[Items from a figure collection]
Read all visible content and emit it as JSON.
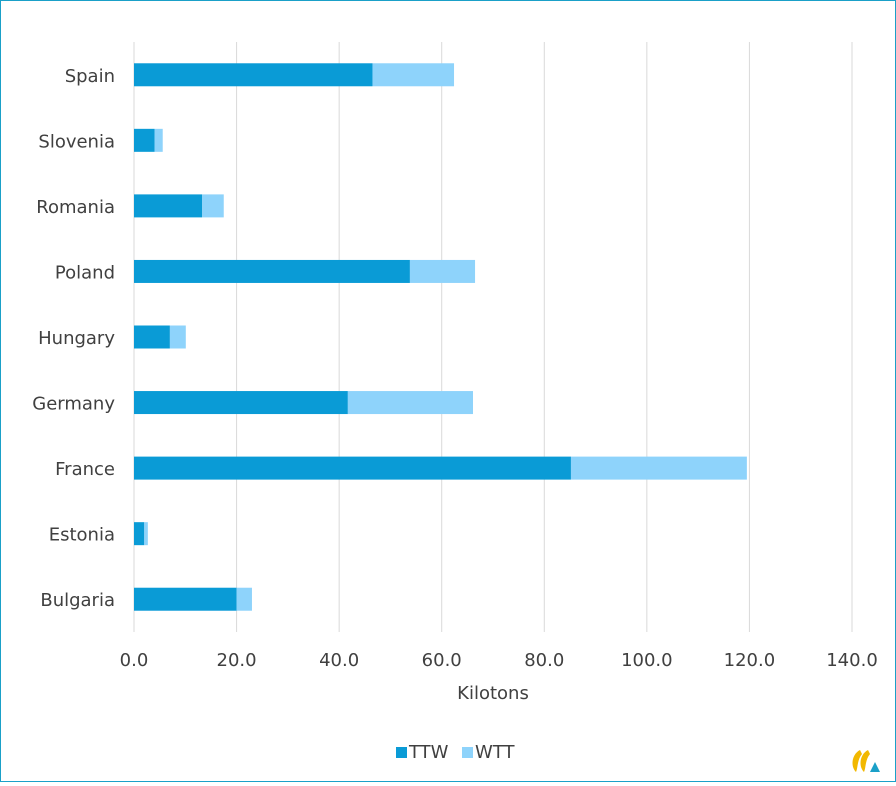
{
  "chart_data": {
    "type": "bar",
    "orientation": "horizontal",
    "stacked": true,
    "categories": [
      "Spain",
      "Slovenia",
      "Romania",
      "Poland",
      "Hungary",
      "Germany",
      "France",
      "Estonia",
      "Bulgaria"
    ],
    "series": [
      {
        "name": "TTW",
        "color": "#0a9bd6",
        "values": [
          46.5,
          4.0,
          13.3,
          53.8,
          7.0,
          41.7,
          85.2,
          2.0,
          20.0
        ]
      },
      {
        "name": "WTT",
        "color": "#8ed3fb",
        "values": [
          15.9,
          1.6,
          4.2,
          12.7,
          3.1,
          24.4,
          34.3,
          0.7,
          3.0
        ]
      }
    ],
    "xlabel": "Kilotons",
    "xlim": [
      0,
      140
    ],
    "xticks": [
      "0.0",
      "20.0",
      "40.0",
      "60.0",
      "80.0",
      "100.0",
      "120.0",
      "140.0"
    ],
    "grid": true,
    "legend": "bottom"
  }
}
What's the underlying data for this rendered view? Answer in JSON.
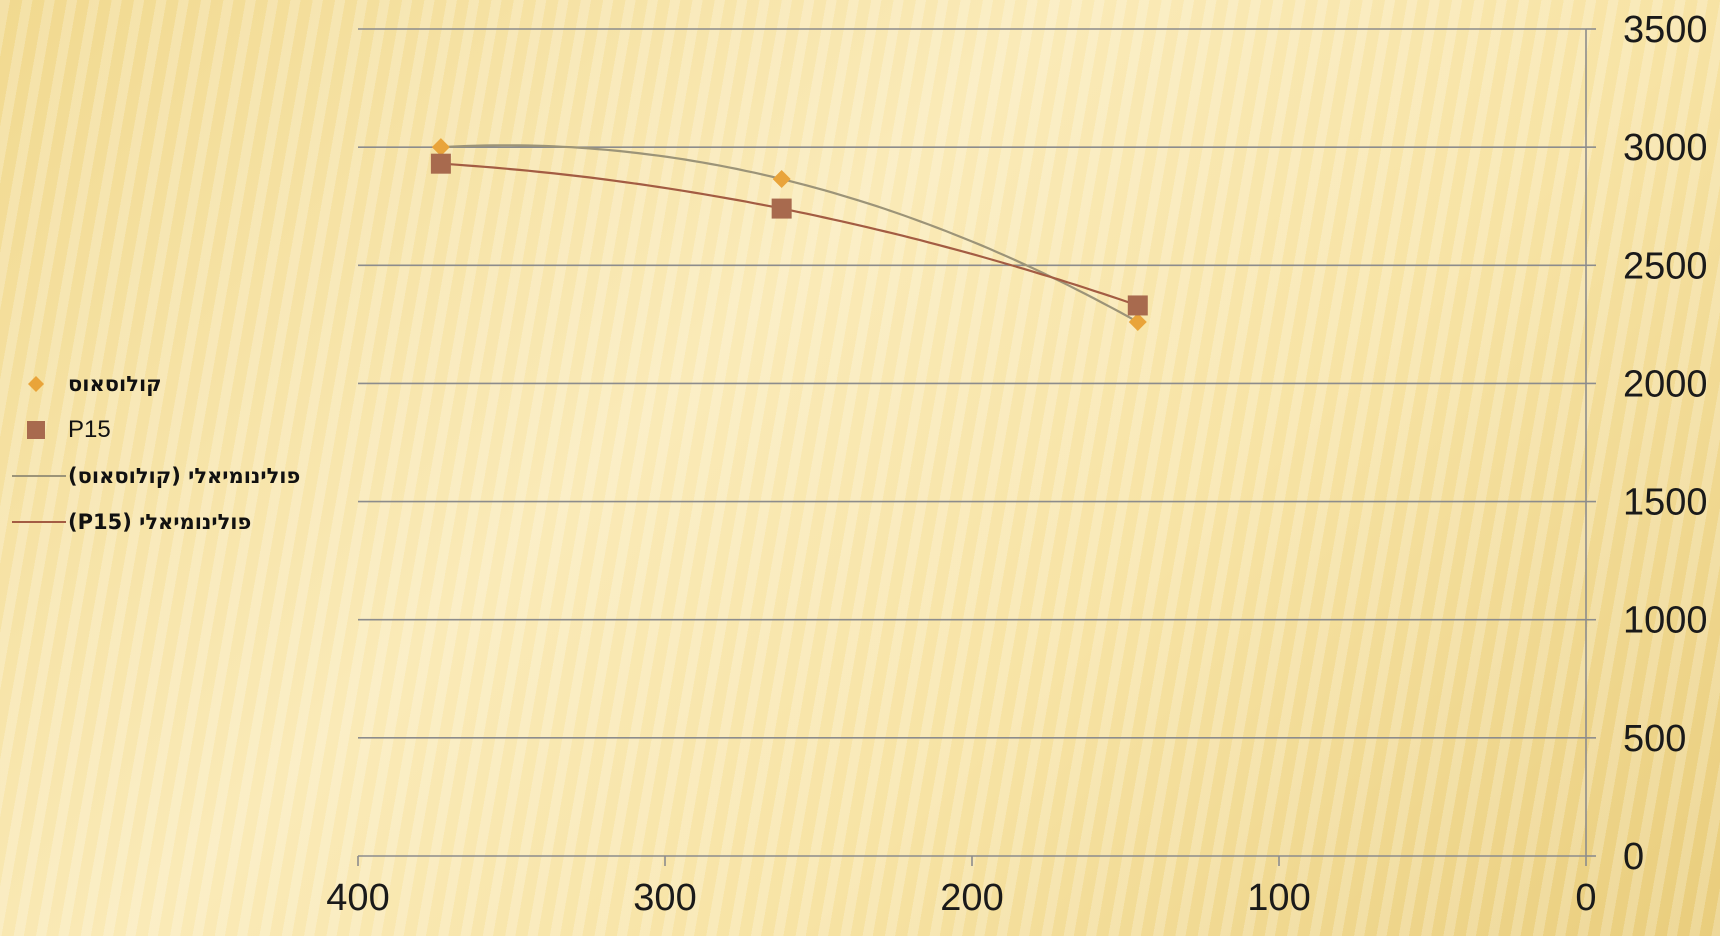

Exercise directions: What is the number of lines that hold the string "JSON"? Reply with that number alone.

The answer: 2